• _ASSIGNMENT_
Each line of the material must be reproduced exactly; pictures stay out.

[LISTED RECORDS — start]

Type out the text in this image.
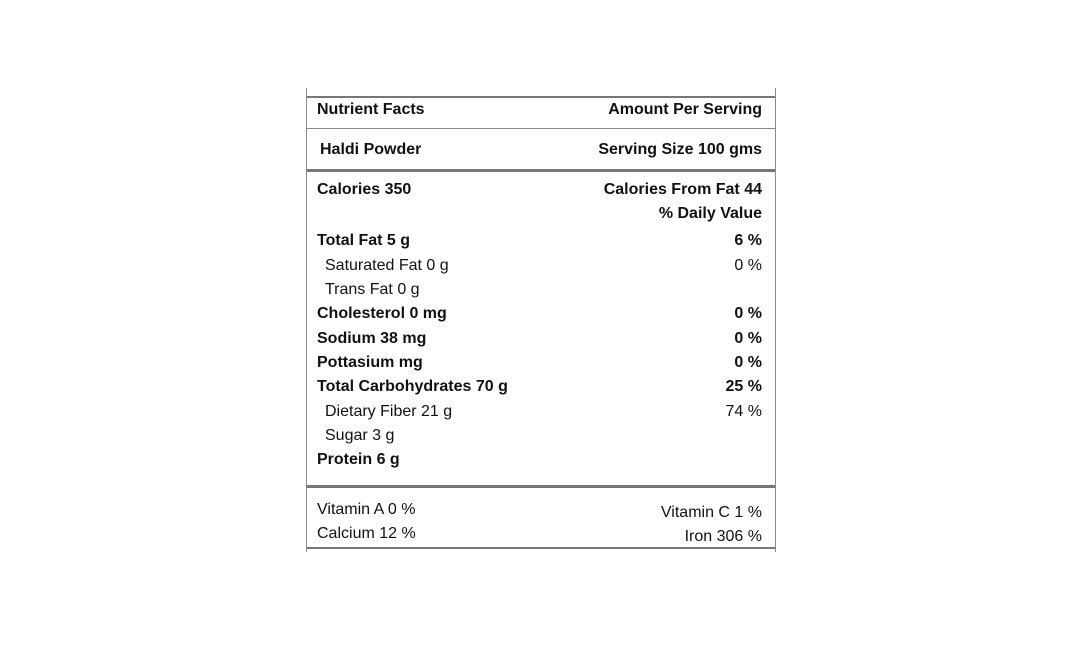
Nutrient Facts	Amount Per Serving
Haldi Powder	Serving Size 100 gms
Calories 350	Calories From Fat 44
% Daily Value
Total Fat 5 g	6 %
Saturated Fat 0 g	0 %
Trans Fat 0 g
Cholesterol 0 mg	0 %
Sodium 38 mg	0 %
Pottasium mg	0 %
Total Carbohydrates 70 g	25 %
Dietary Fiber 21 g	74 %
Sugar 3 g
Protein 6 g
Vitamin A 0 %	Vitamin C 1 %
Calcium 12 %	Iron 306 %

[LISTED RECORDS — finish]

• _SOLVED PROBLEM_
Type out the text in this image.
Nutrient Facts	Amount Per Serving
Haldi Powder	Serving Size 100 gms
Calories 350	Calories From Fat 44
% Daily Value
Total Fat 5 g	6 %
Saturated Fat 0 g	0 %
Trans Fat 0 g
Cholesterol 0 mg	0 %
Sodium 38 mg	0 %
Pottasium mg	0 %
Total Carbohydrates 70 g	25 %
Dietary Fiber 21 g	74 %
Sugar 3 g
Protein 6 g
Vitamin A 0 %	Vitamin C 1 %
Calcium 12 %	Iron 306 %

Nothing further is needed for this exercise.